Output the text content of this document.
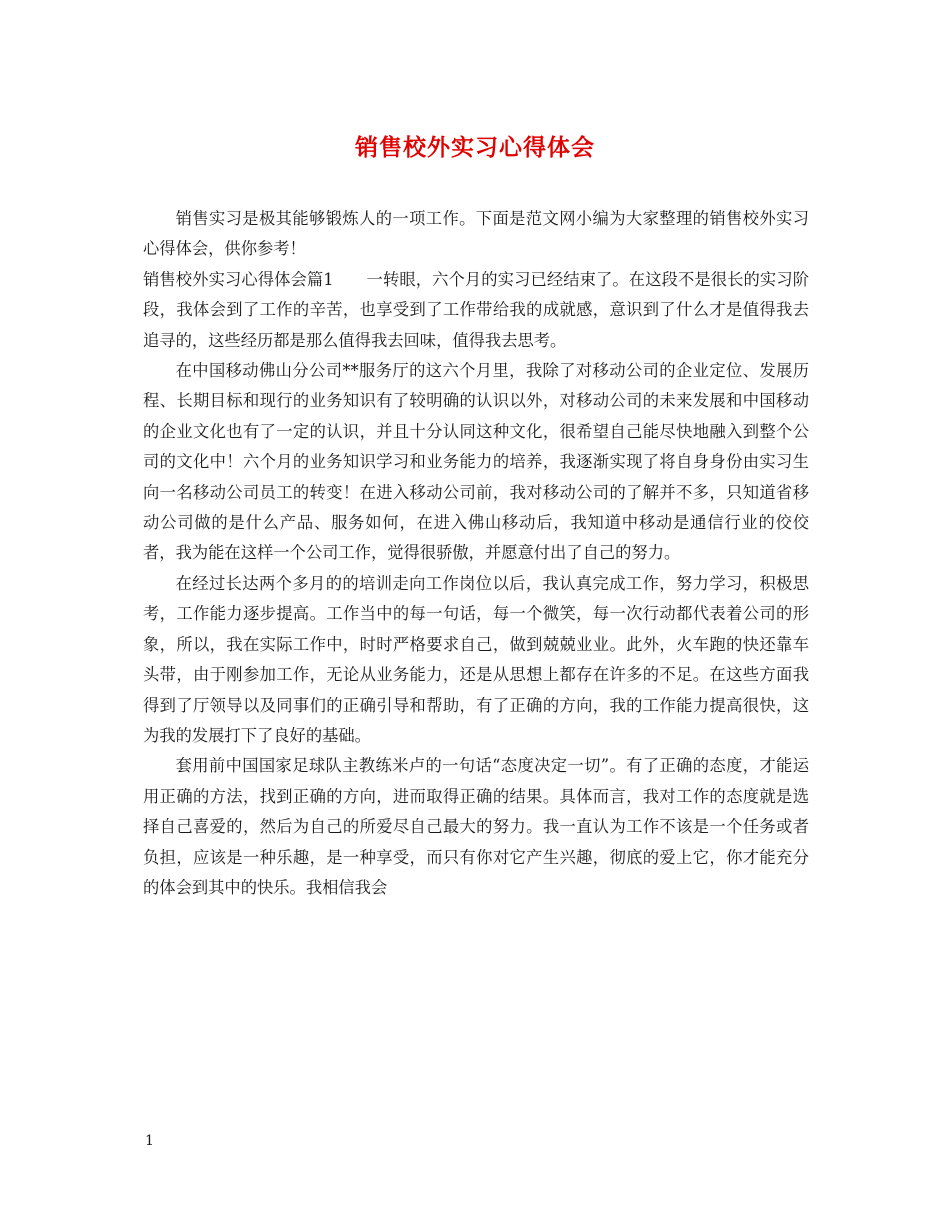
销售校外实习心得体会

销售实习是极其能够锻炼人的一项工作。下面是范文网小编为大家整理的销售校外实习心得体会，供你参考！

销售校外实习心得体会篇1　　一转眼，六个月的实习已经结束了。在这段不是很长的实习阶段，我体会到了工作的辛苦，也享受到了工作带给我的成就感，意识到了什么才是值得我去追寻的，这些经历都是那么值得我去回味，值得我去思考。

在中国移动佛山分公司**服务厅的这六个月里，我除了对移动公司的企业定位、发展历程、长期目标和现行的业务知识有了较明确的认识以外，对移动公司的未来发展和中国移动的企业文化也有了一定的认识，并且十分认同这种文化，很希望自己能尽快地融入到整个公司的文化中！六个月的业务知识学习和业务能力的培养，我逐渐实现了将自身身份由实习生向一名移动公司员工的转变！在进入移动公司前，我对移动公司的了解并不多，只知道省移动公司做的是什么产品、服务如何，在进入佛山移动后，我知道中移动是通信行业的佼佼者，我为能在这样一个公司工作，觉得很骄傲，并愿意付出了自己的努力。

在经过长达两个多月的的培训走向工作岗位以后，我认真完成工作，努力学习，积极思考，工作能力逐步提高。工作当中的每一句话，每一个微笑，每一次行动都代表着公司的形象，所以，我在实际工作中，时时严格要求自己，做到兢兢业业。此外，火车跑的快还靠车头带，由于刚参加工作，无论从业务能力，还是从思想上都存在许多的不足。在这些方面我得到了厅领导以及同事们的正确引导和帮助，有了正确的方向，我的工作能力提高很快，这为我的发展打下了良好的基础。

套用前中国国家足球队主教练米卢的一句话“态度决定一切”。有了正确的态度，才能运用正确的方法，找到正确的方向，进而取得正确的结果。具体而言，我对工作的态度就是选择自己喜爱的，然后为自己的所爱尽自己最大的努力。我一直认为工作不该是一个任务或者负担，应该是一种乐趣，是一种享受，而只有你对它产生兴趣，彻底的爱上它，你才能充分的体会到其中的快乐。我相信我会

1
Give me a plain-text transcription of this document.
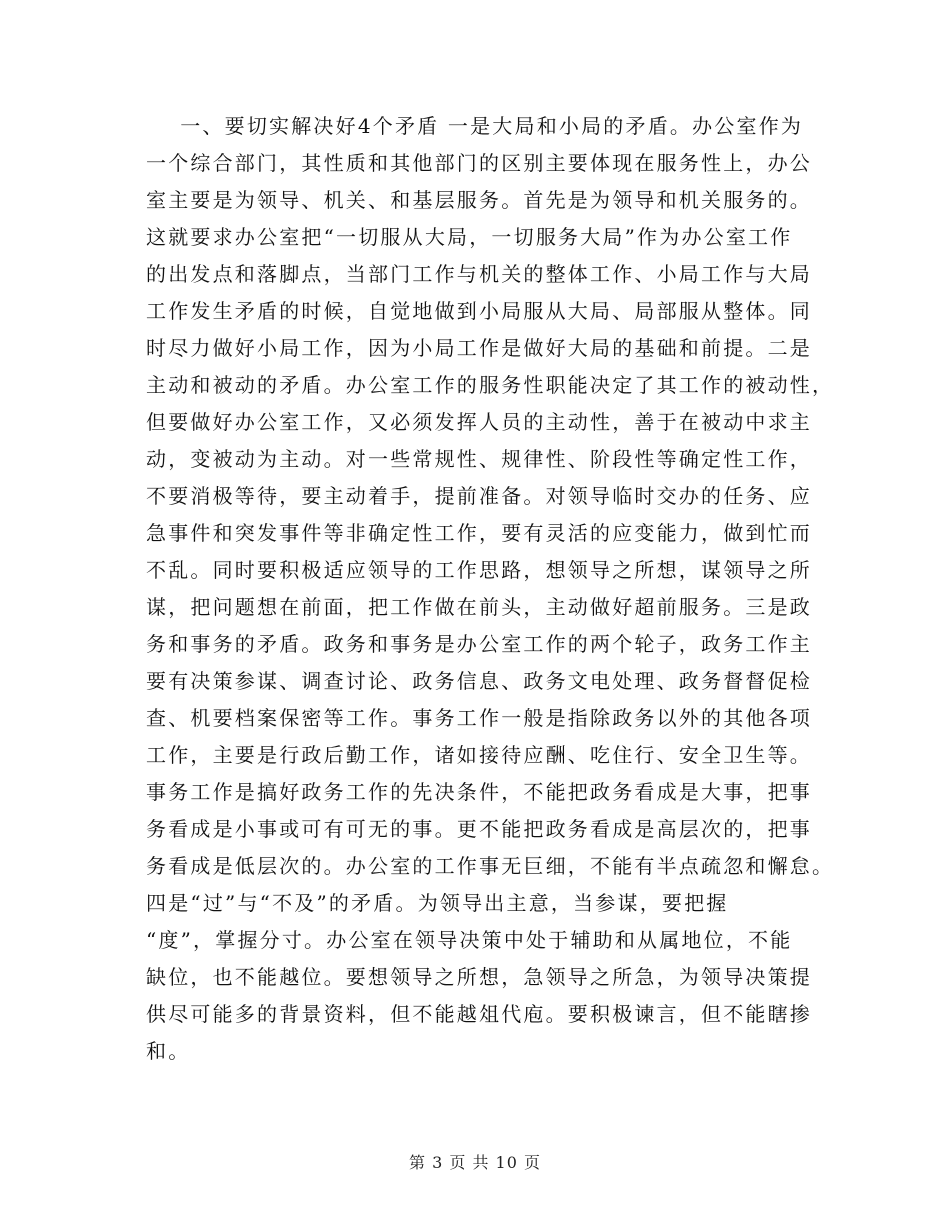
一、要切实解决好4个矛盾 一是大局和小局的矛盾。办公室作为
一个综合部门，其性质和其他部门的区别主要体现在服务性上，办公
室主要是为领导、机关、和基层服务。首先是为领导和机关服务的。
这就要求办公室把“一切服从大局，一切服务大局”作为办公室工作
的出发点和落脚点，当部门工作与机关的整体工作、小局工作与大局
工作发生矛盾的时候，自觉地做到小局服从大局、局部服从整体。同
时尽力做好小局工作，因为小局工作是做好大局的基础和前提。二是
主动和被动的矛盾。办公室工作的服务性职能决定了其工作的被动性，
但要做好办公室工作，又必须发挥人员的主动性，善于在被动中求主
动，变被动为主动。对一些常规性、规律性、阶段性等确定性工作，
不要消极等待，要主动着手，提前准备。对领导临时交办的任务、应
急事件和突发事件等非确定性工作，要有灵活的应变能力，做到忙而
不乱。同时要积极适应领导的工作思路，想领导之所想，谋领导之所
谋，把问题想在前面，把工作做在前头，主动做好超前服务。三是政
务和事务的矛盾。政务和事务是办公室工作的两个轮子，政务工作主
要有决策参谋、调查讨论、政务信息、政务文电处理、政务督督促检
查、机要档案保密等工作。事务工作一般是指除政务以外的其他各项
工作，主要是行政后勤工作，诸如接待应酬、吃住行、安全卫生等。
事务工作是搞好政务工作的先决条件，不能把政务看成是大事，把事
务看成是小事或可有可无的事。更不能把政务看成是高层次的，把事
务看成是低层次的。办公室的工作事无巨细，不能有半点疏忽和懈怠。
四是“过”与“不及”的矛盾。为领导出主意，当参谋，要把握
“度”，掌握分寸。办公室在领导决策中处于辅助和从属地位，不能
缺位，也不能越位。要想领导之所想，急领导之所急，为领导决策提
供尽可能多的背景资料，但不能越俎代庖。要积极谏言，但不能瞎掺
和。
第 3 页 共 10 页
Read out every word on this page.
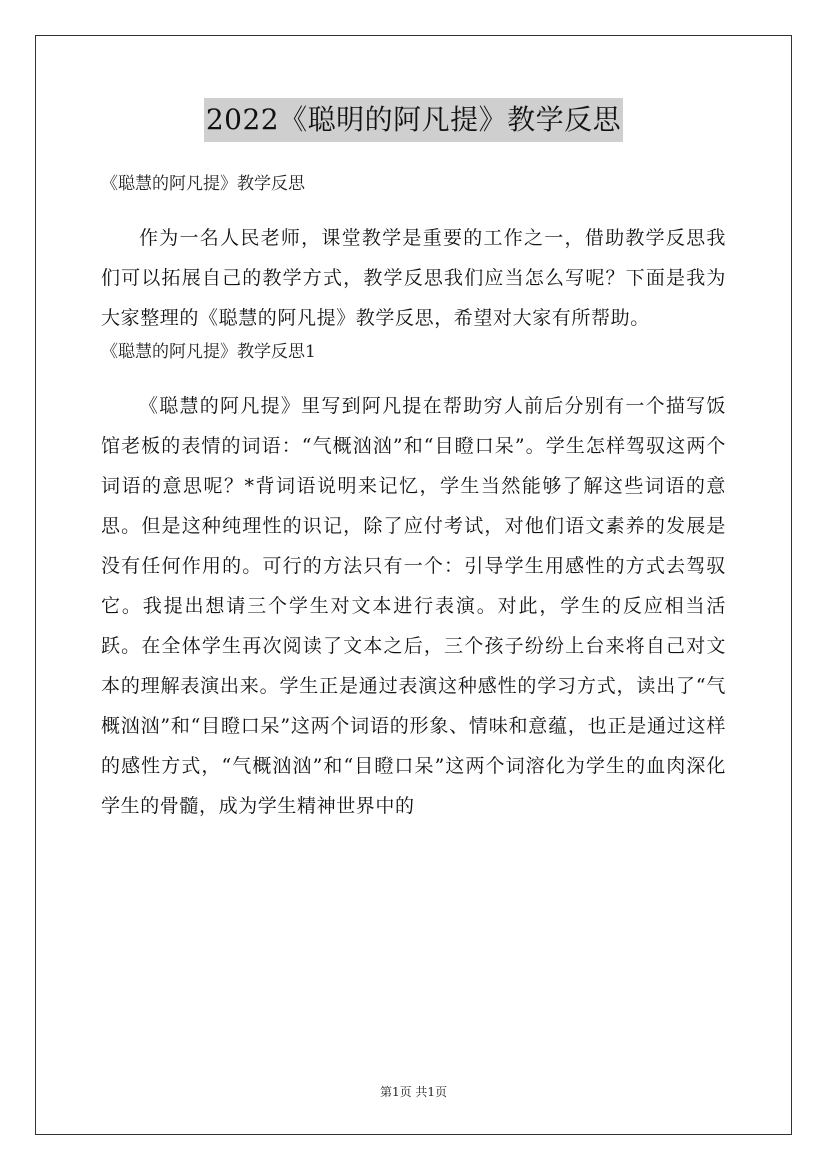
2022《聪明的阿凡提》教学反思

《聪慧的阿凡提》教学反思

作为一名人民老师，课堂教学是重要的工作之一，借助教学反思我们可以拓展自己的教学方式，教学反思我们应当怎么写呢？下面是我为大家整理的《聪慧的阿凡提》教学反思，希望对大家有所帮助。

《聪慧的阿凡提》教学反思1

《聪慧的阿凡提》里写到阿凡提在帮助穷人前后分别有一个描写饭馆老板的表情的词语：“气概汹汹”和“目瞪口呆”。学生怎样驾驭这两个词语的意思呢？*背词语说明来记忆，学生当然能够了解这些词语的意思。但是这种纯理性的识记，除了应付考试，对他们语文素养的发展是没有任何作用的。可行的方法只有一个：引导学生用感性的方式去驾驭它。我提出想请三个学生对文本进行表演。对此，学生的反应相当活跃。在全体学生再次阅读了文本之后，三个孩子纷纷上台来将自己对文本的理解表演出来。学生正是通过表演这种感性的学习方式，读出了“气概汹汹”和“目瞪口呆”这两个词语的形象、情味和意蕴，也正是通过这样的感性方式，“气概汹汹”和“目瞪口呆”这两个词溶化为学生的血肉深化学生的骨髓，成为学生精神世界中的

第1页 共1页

##############################

**Your task:** Lines containing the word "text" must all be returned from the material above.

**Finished task:**
Output the text content of this document.
Give me a plain-text transcription of this document.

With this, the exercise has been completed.